▶ _YOUR OBJECTIVE_
Assemble all lines in which the string "icon" appears.

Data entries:
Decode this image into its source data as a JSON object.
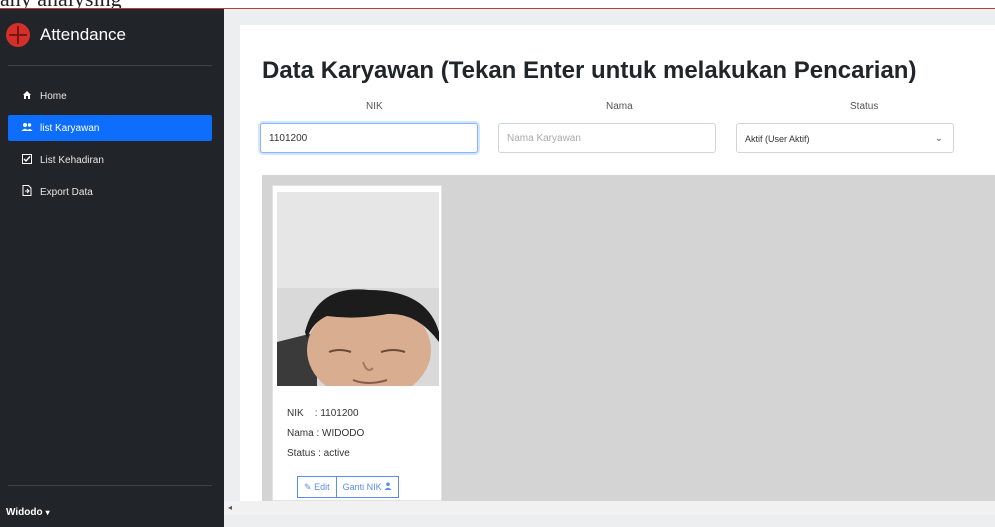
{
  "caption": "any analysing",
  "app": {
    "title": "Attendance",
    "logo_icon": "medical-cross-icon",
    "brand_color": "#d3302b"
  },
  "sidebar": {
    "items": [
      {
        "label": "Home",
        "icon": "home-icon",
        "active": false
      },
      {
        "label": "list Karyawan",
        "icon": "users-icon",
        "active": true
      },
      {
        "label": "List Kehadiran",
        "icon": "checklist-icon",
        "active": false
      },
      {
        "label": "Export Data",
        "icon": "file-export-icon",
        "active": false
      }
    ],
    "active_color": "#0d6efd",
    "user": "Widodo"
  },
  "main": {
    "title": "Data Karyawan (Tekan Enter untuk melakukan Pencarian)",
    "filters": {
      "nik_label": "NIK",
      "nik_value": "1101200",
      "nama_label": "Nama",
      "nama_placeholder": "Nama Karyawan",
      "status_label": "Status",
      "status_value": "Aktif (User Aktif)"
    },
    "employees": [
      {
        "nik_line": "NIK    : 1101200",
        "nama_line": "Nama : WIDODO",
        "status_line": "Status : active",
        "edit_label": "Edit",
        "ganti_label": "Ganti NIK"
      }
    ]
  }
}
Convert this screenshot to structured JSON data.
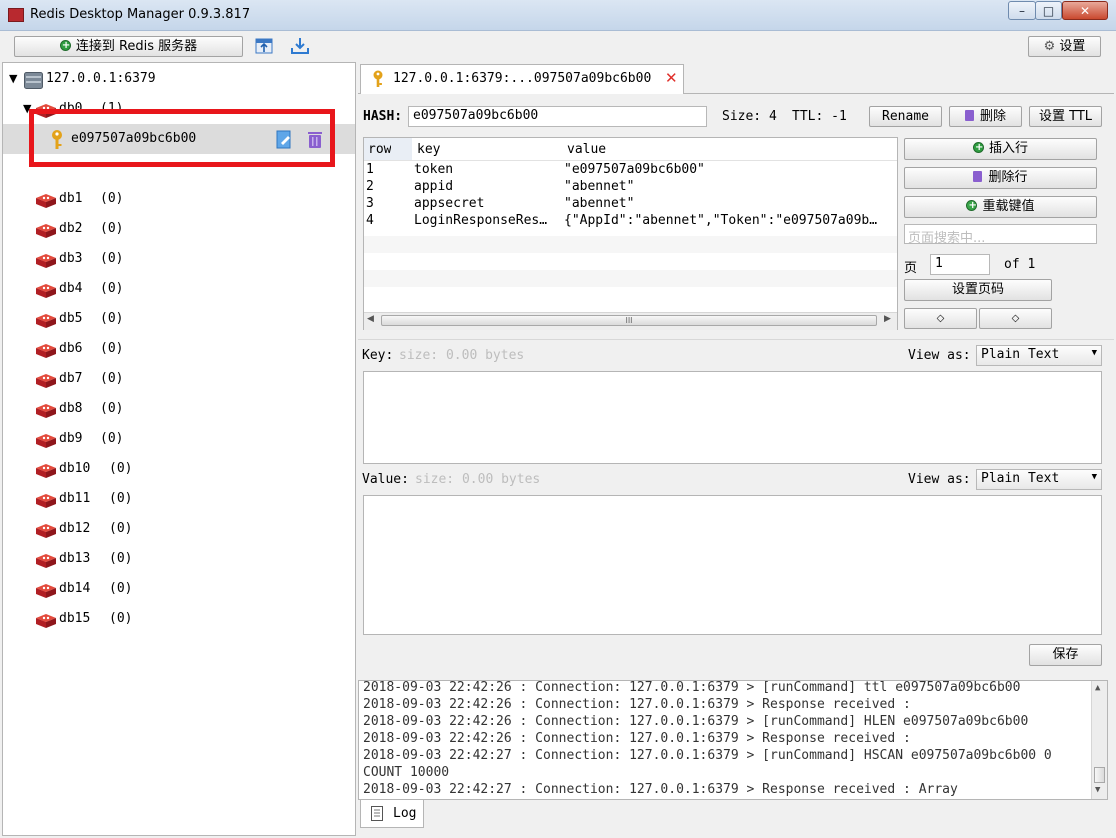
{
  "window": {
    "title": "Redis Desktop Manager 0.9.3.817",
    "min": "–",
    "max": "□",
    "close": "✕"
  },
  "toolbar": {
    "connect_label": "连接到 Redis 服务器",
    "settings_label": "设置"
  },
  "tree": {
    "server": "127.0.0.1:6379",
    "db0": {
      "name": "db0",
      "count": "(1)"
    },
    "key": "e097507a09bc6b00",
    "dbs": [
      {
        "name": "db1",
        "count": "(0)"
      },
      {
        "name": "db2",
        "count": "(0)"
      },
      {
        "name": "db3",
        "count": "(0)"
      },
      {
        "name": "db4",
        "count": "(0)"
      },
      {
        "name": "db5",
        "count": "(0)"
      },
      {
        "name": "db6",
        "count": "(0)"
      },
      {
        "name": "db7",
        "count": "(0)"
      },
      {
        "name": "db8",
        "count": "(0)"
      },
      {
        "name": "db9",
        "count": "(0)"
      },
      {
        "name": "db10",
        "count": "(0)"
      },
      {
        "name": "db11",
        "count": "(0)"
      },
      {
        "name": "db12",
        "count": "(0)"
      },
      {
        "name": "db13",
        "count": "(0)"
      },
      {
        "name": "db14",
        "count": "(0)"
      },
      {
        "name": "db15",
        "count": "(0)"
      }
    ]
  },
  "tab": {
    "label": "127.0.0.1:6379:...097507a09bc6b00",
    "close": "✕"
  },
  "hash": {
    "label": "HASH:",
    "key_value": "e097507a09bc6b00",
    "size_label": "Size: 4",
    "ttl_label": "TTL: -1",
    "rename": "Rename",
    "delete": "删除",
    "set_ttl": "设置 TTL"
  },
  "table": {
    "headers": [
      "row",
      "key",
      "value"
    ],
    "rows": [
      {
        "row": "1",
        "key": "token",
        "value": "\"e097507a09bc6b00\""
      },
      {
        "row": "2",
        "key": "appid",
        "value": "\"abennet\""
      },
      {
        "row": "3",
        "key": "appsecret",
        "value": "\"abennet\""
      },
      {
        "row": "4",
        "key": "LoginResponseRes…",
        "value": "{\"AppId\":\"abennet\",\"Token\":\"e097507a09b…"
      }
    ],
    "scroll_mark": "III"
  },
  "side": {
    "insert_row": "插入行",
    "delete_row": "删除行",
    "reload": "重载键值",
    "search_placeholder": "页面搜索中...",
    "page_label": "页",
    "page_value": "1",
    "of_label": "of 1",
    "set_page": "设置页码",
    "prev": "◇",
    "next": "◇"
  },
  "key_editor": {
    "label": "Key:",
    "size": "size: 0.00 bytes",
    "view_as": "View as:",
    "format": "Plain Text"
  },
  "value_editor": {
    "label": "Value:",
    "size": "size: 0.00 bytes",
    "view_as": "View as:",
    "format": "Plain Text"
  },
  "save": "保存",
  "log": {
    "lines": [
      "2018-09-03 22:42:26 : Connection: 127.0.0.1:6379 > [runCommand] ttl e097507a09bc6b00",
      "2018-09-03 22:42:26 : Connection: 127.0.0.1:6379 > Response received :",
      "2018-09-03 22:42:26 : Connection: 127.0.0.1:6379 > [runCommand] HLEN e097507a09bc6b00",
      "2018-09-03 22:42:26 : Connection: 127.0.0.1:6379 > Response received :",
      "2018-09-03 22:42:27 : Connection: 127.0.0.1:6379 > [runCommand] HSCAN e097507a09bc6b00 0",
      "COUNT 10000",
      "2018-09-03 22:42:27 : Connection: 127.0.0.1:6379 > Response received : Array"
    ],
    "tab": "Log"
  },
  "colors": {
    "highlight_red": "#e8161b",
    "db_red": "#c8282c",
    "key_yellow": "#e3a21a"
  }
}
* * *
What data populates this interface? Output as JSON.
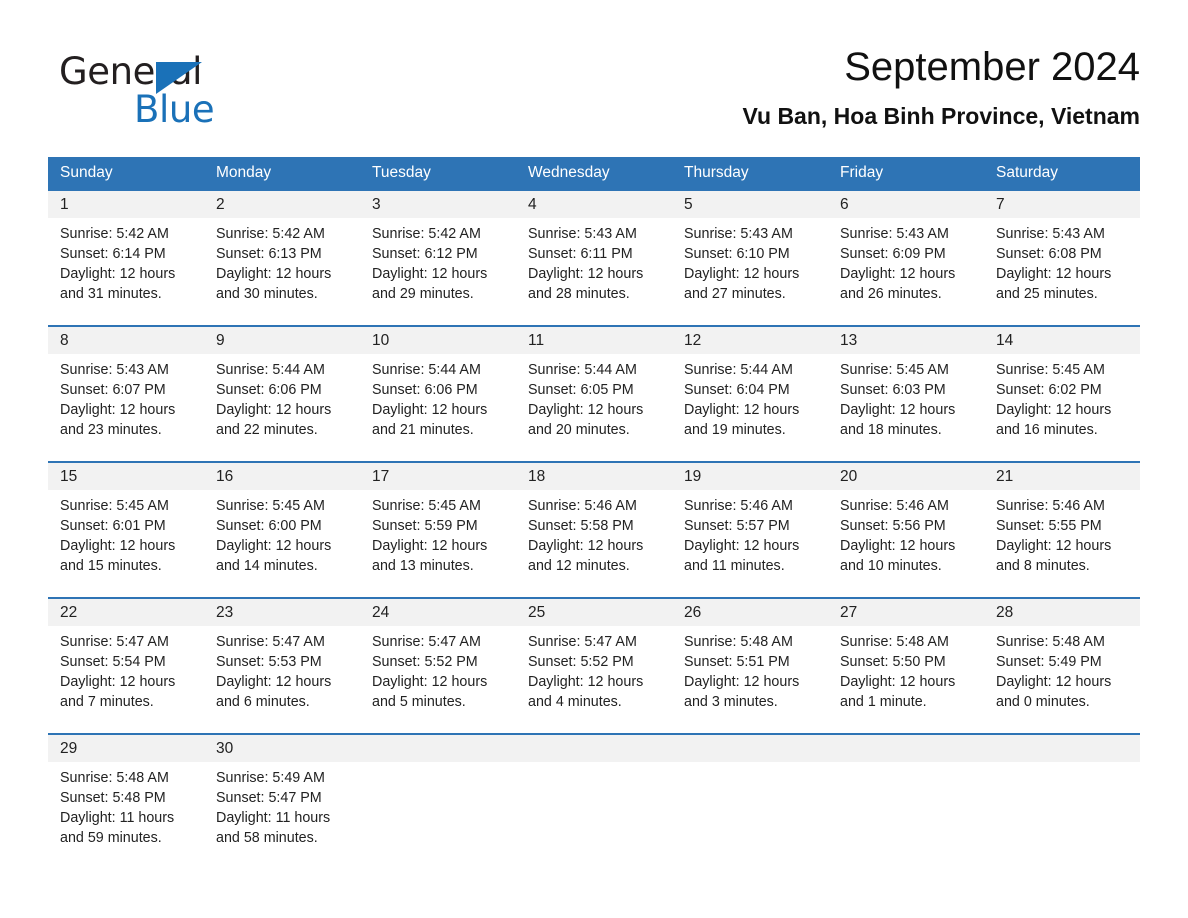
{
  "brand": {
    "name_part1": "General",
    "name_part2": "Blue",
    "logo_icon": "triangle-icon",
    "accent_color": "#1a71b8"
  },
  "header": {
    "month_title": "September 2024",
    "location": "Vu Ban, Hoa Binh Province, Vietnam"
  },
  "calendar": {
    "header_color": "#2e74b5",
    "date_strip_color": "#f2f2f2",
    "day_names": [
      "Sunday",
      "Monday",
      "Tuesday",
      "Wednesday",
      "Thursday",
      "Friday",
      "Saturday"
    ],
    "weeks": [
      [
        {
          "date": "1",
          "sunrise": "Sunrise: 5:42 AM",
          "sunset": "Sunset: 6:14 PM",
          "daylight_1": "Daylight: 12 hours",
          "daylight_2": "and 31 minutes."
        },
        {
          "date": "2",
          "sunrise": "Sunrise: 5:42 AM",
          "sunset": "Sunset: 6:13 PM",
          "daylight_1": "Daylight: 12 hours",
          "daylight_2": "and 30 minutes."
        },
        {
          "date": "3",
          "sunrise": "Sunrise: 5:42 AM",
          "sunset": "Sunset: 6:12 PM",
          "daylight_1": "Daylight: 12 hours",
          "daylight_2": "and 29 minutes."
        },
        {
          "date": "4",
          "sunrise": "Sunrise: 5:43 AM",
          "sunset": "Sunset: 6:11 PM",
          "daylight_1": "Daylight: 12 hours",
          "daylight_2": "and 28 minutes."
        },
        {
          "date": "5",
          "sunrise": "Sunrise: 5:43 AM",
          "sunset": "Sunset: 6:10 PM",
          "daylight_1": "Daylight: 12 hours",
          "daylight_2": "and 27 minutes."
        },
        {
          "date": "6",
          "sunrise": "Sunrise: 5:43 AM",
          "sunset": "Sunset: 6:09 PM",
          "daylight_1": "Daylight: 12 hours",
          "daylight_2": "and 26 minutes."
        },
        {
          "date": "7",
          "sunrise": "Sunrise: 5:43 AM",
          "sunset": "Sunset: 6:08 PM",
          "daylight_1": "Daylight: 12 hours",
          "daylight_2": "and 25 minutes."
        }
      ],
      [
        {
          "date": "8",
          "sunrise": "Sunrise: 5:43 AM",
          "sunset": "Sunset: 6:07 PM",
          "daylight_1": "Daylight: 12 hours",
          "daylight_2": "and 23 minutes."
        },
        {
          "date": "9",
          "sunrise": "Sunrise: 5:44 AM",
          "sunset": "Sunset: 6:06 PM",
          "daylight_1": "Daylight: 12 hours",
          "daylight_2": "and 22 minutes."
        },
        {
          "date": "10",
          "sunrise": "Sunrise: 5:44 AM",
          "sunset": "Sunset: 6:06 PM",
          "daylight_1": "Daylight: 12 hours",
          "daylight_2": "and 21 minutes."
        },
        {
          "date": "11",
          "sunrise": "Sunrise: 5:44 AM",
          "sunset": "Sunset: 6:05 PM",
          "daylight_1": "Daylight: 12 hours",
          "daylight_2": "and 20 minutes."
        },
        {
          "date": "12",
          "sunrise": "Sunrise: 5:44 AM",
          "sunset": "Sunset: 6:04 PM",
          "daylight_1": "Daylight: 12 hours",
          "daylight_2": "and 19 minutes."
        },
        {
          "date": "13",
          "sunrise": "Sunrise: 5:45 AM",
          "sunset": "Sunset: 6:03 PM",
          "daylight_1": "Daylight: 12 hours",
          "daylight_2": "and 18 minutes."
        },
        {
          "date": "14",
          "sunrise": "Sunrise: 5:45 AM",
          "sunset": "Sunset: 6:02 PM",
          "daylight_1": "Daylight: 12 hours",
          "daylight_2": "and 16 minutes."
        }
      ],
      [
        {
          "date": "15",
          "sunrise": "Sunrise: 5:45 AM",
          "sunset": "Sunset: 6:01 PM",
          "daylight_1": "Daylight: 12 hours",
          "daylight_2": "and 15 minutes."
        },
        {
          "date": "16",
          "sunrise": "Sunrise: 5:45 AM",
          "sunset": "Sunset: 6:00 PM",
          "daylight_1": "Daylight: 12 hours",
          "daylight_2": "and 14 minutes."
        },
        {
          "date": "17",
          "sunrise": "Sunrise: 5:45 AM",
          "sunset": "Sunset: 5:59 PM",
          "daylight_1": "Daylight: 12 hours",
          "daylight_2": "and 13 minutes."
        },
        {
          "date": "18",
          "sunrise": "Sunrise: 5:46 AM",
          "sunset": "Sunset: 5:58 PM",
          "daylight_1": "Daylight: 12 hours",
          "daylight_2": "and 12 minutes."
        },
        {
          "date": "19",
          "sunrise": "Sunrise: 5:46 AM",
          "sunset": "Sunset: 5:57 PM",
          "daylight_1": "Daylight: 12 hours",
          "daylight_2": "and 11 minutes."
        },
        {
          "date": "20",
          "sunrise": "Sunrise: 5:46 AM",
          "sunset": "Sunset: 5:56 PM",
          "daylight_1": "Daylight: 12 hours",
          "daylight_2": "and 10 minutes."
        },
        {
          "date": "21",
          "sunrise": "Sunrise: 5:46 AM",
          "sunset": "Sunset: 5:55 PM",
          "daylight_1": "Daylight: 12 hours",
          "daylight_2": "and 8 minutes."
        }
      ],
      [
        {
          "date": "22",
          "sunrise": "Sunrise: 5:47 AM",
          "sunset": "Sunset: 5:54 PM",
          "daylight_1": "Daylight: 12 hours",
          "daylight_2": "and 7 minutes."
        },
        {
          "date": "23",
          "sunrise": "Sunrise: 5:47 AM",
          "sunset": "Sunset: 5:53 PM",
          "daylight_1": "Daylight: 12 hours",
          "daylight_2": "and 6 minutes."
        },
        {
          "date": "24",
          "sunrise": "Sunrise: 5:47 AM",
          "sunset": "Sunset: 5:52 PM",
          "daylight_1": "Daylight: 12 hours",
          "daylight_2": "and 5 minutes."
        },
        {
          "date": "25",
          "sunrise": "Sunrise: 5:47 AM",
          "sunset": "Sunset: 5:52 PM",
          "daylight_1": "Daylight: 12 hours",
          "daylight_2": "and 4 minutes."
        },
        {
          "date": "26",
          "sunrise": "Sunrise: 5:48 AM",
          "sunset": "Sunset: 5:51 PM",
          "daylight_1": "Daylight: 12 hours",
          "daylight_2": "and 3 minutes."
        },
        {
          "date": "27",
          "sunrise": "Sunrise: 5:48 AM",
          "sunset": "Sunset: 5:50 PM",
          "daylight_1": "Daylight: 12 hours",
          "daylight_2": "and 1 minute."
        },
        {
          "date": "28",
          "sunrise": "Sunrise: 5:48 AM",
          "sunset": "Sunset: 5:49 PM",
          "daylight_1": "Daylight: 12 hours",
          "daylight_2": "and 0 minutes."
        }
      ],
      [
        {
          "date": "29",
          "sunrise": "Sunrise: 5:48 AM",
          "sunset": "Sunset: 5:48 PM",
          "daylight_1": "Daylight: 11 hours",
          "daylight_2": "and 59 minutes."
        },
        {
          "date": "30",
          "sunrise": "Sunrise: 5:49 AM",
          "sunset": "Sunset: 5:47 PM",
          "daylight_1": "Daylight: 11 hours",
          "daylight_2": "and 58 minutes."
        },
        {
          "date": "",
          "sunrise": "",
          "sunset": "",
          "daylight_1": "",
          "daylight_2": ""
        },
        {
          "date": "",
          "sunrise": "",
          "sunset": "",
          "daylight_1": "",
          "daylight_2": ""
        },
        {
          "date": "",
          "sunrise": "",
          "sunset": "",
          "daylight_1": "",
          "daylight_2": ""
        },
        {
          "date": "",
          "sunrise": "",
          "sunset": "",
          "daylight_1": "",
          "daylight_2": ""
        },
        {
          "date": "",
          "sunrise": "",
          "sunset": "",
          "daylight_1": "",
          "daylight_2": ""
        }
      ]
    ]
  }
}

▶ _CORRECT RESULT_
    "logo_icon": "medical-cross-icon",
        "icon": "home-icon",
        "icon": "users-icon",
        "icon": "checklist-icon",
        "icon": "file-export-icon",
    "logo_icon": "triangle-icon",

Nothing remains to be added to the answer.